WORK TO COMPLETE → Leave out the pictures and reproduce all of the data exactly.

Dataset excerpt:
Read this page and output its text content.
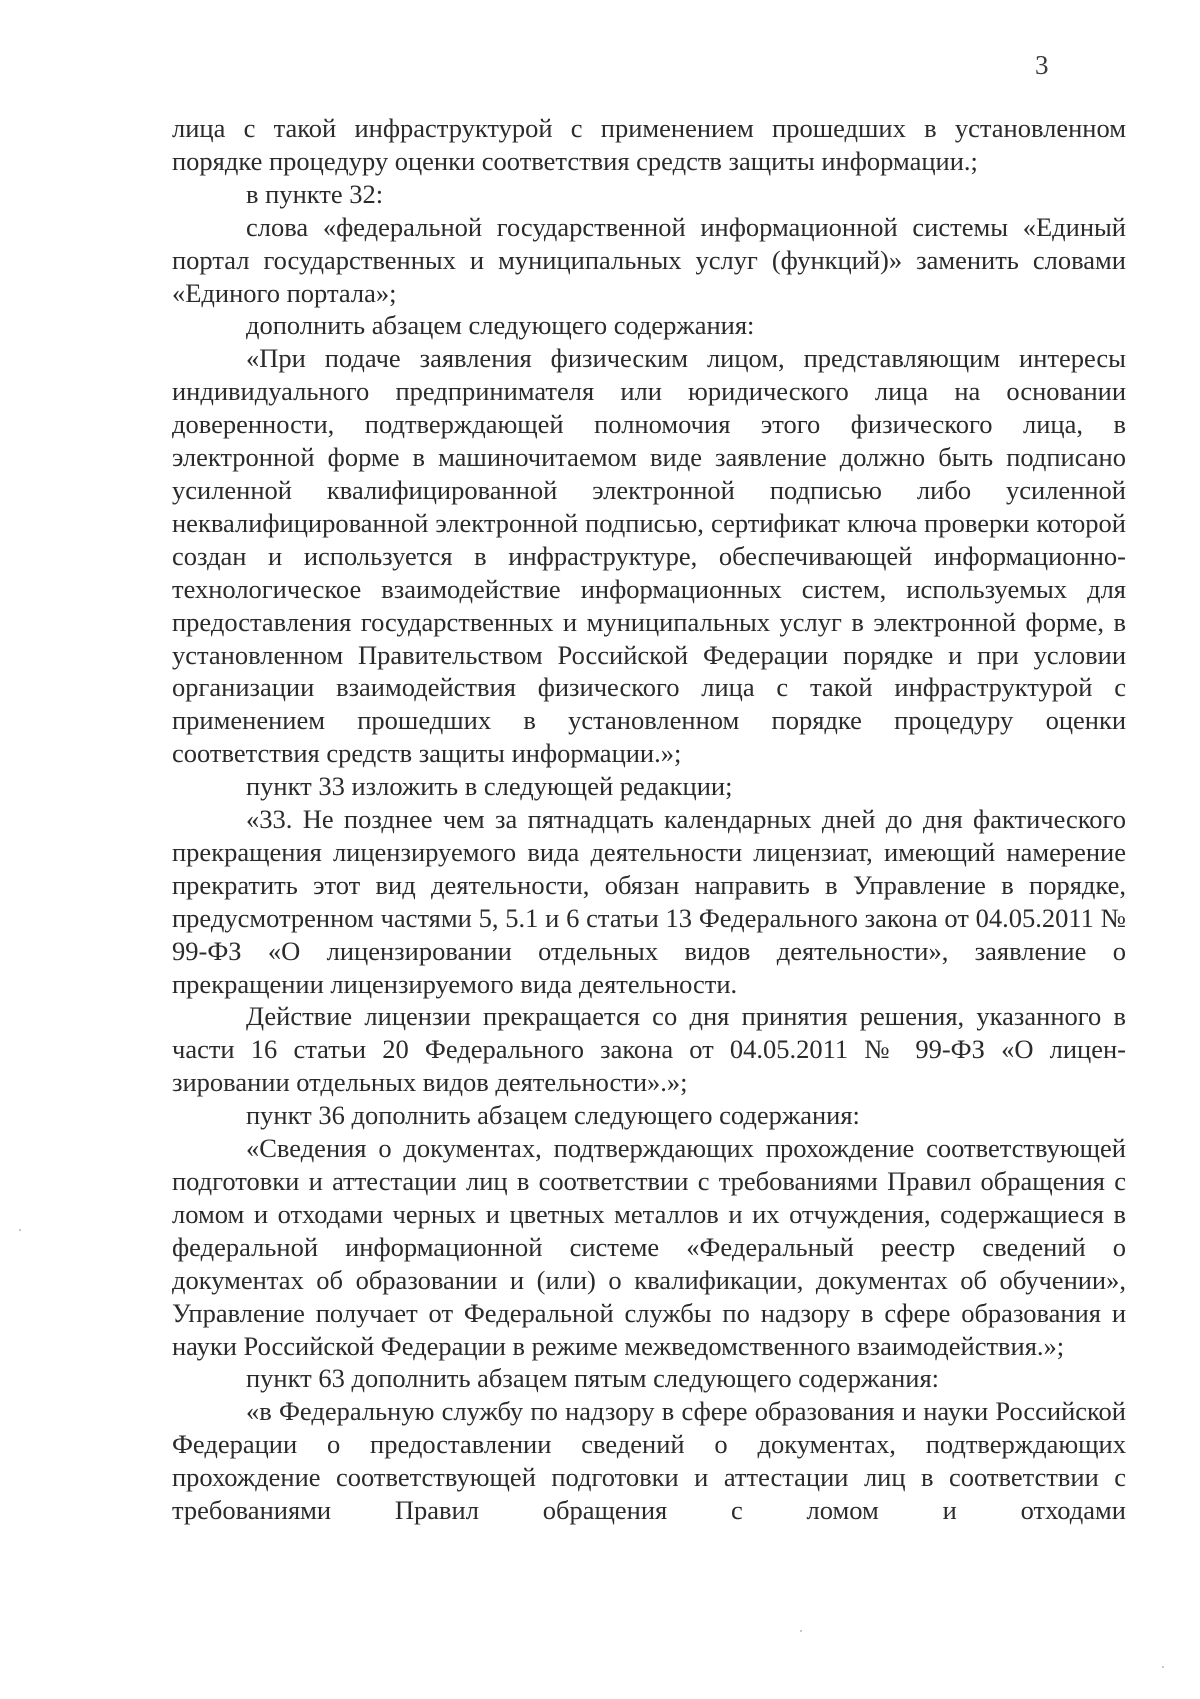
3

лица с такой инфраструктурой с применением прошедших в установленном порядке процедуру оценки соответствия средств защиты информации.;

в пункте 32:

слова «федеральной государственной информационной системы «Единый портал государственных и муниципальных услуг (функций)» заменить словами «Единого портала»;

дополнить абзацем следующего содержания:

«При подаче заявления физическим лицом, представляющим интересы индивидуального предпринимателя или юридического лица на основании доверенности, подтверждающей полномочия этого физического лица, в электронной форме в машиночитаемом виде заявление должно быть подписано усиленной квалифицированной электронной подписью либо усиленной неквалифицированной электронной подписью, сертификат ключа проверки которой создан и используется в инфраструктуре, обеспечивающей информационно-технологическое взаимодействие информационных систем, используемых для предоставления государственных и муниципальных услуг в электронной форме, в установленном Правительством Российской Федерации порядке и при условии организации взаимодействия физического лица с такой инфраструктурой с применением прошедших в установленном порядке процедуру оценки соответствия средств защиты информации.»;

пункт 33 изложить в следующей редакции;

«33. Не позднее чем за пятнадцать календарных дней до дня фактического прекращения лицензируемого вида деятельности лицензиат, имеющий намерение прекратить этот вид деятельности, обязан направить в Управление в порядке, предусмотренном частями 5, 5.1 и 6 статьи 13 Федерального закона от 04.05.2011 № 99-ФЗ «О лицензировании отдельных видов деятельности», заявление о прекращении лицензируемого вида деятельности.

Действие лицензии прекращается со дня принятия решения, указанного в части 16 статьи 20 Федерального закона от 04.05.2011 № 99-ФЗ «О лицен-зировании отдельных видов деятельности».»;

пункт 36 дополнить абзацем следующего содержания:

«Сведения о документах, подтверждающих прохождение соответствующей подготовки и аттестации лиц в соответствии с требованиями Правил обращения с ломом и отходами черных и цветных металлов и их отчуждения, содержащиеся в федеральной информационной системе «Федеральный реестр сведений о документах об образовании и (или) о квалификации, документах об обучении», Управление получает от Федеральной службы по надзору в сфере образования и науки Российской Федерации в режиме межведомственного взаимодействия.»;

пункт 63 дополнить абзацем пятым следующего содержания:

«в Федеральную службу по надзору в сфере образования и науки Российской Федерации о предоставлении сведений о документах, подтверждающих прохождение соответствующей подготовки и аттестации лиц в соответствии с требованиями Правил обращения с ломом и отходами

RESPONSE FOR THIS EXERCISE →
Read this page and output its text content.
3

лица с такой инфраструктурой с применением прошедших в установленном порядке процедуру оценки соответствия средств защиты информации.;

в пункте 32:

слова «федеральной государственной информационной системы «Единый портал государственных и муниципальных услуг (функций)» заменить словами «Единого портала»;

дополнить абзацем следующего содержания:

«При подаче заявления физическим лицом, представляющим интересы индивидуального предпринимателя или юридического лица на основании доверенности, подтверждающей полномочия этого физического лица, в электронной форме в машиночитаемом виде заявление должно быть подписано усиленной квалифицированной электронной подписью либо усиленной неквалифицированной электронной подписью, сертификат ключа проверки которой создан и используется в инфраструктуре, обеспечивающей информационно-технологическое взаимодействие информационных систем, используемых для предоставления государственных и муниципальных услуг в электронной форме, в установленном Правительством Российской Федерации порядке и при условии организации взаимодействия физического лица с такой инфраструктурой с применением прошедших в установленном порядке процедуру оценки соответствия средств защиты информации.»;

пункт 33 изложить в следующей редакции;

«33. Не позднее чем за пятнадцать календарных дней до дня фактического прекращения лицензируемого вида деятельности лицензиат, имеющий намерение прекратить этот вид деятельности, обязан направить в Управление в порядке, предусмотренном частями 5, 5.1 и 6 статьи 13 Федерального закона от 04.05.2011 № 99-ФЗ «О лицензировании отдельных видов деятельности», заявление о прекращении лицензируемого вида деятельности.

Действие лицензии прекращается со дня принятия решения, указанного в части 16 статьи 20 Федерального закона от 04.05.2011 № 99-ФЗ «О лицен-зировании отдельных видов деятельности».»;

пункт 36 дополнить абзацем следующего содержания:

«Сведения о документах, подтверждающих прохождение соответствующей подготовки и аттестации лиц в соответствии с требованиями Правил обращения с ломом и отходами черных и цветных металлов и их отчуждения, содержащиеся в федеральной информационной системе «Федеральный реестр сведений о документах об образовании и (или) о квалификации, документах об обучении», Управление получает от Федеральной службы по надзору в сфере образования и науки Российской Федерации в режиме межведомственного взаимодействия.»;

пункт 63 дополнить абзацем пятым следующего содержания:

«в Федеральную службу по надзору в сфере образования и науки Российской Федерации о предоставлении сведений о документах, подтверждающих прохождение соответствующей подготовки и аттестации лиц в соответствии с требованиями Правил обращения с ломом и отходами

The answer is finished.